**Figure collection entries:**
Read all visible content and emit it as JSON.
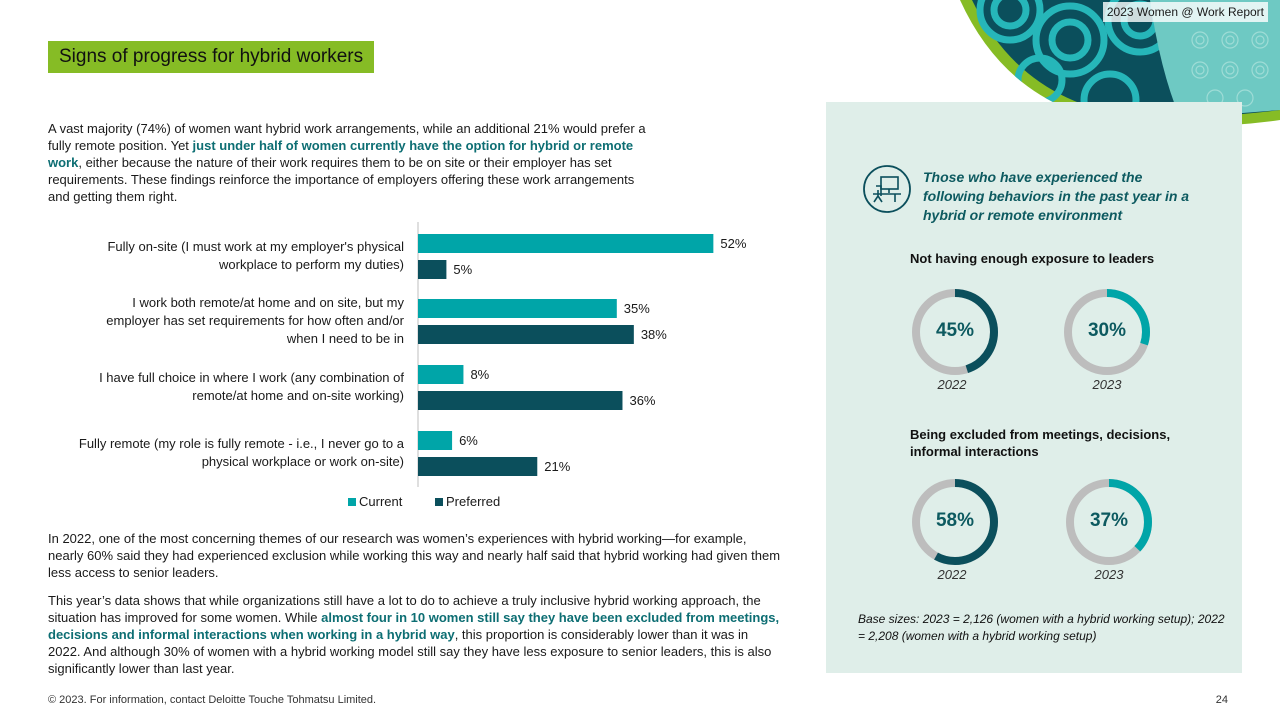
{
  "header": {
    "report_tag": "2023 Women @ Work Report",
    "section_title": "Signs of progress for hybrid workers"
  },
  "intro": {
    "text_a": "A vast majority (74%) of women want hybrid work arrangements, while an additional 21% would prefer a fully remote position. Yet ",
    "highlight": "just under half of women currently have the option for hybrid or remote work",
    "text_b": ", either because the nature of their work requires them to be on site or their employer has set requirements. These findings reinforce the importance of employers offering these work arrangements and getting them right."
  },
  "chart_data": {
    "type": "bar",
    "orientation": "horizontal",
    "categories": [
      [
        "Fully on-site (I must work at my employer's physical",
        "workplace to perform my duties)"
      ],
      [
        "I work both remote/at home and on site, but my",
        "employer has set requirements for how often and/or",
        "when I need to be in"
      ],
      [
        "I have full choice in where I work (any combination of",
        "remote/at home and on-site working)"
      ],
      [
        "Fully remote (my role is fully remote - i.e., I never go to a",
        "physical workplace or work on-site)"
      ]
    ],
    "series": [
      {
        "name": "Current",
        "values": [
          52,
          35,
          8,
          6
        ],
        "color": "#00a5a8"
      },
      {
        "name": "Preferred",
        "values": [
          5,
          38,
          36,
          21
        ],
        "color": "#0b4f5c"
      }
    ],
    "value_suffix": "%",
    "xlim": [
      0,
      60
    ],
    "legend": "bottom",
    "grid": false
  },
  "body": {
    "p2": "In 2022, one of the most concerning themes of our research was women’s experiences with hybrid working—for example, nearly 60% said they had experienced exclusion while working this way and nearly half said that hybrid working had given them less access to senior leaders.",
    "p3_a": "This year’s data shows that while organizations still have a lot to do to achieve a truly inclusive hybrid working approach, the situation has improved for some women. While ",
    "p3_highlight": "almost four in 10 women still say they have been excluded from meetings, decisions and informal interactions when working in a hybrid way",
    "p3_b": ", this proportion is considerably lower than it was in 2022. And although 30% of women with a hybrid working model still say they have less exposure to senior leaders, this is also significantly lower than last year."
  },
  "panel": {
    "icon": "desk-workstation-icon",
    "heading": "Those who have experienced the following behaviors in the past year in a hybrid or remote environment",
    "metrics": [
      {
        "label": "Not having enough exposure to leaders",
        "items": [
          {
            "year": "2022",
            "percent": 45,
            "display": "45%"
          },
          {
            "year": "2023",
            "percent": 30,
            "display": "30%"
          }
        ]
      },
      {
        "label": "Being excluded from meetings, decisions, informal interactions",
        "items": [
          {
            "year": "2022",
            "percent": 58,
            "display": "58%"
          },
          {
            "year": "2023",
            "percent": 37,
            "display": "37%"
          }
        ]
      }
    ],
    "base_sizes": "Base sizes: 2023 = 2,126 (women with a hybrid working setup); 2022 = 2,208 (women with a hybrid working setup)",
    "colors": {
      "dark": "#0b4f5c",
      "teal": "#00a5a8",
      "track": "#bdbdbd"
    }
  },
  "footer": {
    "copyright": "© 2023. For information, contact Deloitte Touche Tohmatsu Limited.",
    "page": "24"
  }
}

**Set problem:**
Reproduce all entries without any change, and omit the pictures.

**Answer for this exercise:**
Read all visible content and emit it as JSON.
{
  "header": {
    "report_tag": "2023 Women @ Work Report",
    "section_title": "Signs of progress for hybrid workers"
  },
  "intro": {
    "text_a": "A vast majority (74%) of women want hybrid work arrangements, while an additional 21% would prefer a fully remote position. Yet ",
    "highlight": "just under half of women currently have the option for hybrid or remote work",
    "text_b": ", either because the nature of their work requires them to be on site or their employer has set requirements. These findings reinforce the importance of employers offering these work arrangements and getting them right."
  },
  "chart_data": {
    "type": "bar",
    "orientation": "horizontal",
    "categories": [
      [
        "Fully on-site (I must work at my employer's physical",
        "workplace to perform my duties)"
      ],
      [
        "I work both remote/at home and on site, but my",
        "employer has set requirements for how often and/or",
        "when I need to be in"
      ],
      [
        "I have full choice in where I work (any combination of",
        "remote/at home and on-site working)"
      ],
      [
        "Fully remote (my role is fully remote - i.e., I never go to a",
        "physical workplace or work on-site)"
      ]
    ],
    "series": [
      {
        "name": "Current",
        "values": [
          52,
          35,
          8,
          6
        ],
        "color": "#00a5a8"
      },
      {
        "name": "Preferred",
        "values": [
          5,
          38,
          36,
          21
        ],
        "color": "#0b4f5c"
      }
    ],
    "value_suffix": "%",
    "xlim": [
      0,
      60
    ],
    "legend": "bottom",
    "grid": false
  },
  "body": {
    "p2": "In 2022, one of the most concerning themes of our research was women’s experiences with hybrid working—for example, nearly 60% said they had experienced exclusion while working this way and nearly half said that hybrid working had given them less access to senior leaders.",
    "p3_a": "This year’s data shows that while organizations still have a lot to do to achieve a truly inclusive hybrid working approach, the situation has improved for some women. While ",
    "p3_highlight": "almost four in 10 women still say they have been excluded from meetings, decisions and informal interactions when working in a hybrid way",
    "p3_b": ", this proportion is considerably lower than it was in 2022. And although 30% of women with a hybrid working model still say they have less exposure to senior leaders, this is also significantly lower than last year."
  },
  "panel": {
    "icon": "desk-workstation-icon",
    "heading": "Those who have experienced the following behaviors in the past year in a hybrid or remote environment",
    "metrics": [
      {
        "label": "Not having enough exposure to leaders",
        "items": [
          {
            "year": "2022",
            "percent": 45,
            "display": "45%"
          },
          {
            "year": "2023",
            "percent": 30,
            "display": "30%"
          }
        ]
      },
      {
        "label": "Being excluded from meetings, decisions, informal interactions",
        "items": [
          {
            "year": "2022",
            "percent": 58,
            "display": "58%"
          },
          {
            "year": "2023",
            "percent": 37,
            "display": "37%"
          }
        ]
      }
    ],
    "base_sizes": "Base sizes: 2023 = 2,126 (women with a hybrid working setup); 2022 = 2,208 (women with a hybrid working setup)",
    "colors": {
      "dark": "#0b4f5c",
      "teal": "#00a5a8",
      "track": "#bdbdbd"
    }
  },
  "footer": {
    "copyright": "© 2023. For information, contact Deloitte Touche Tohmatsu Limited.",
    "page": "24"
  }
}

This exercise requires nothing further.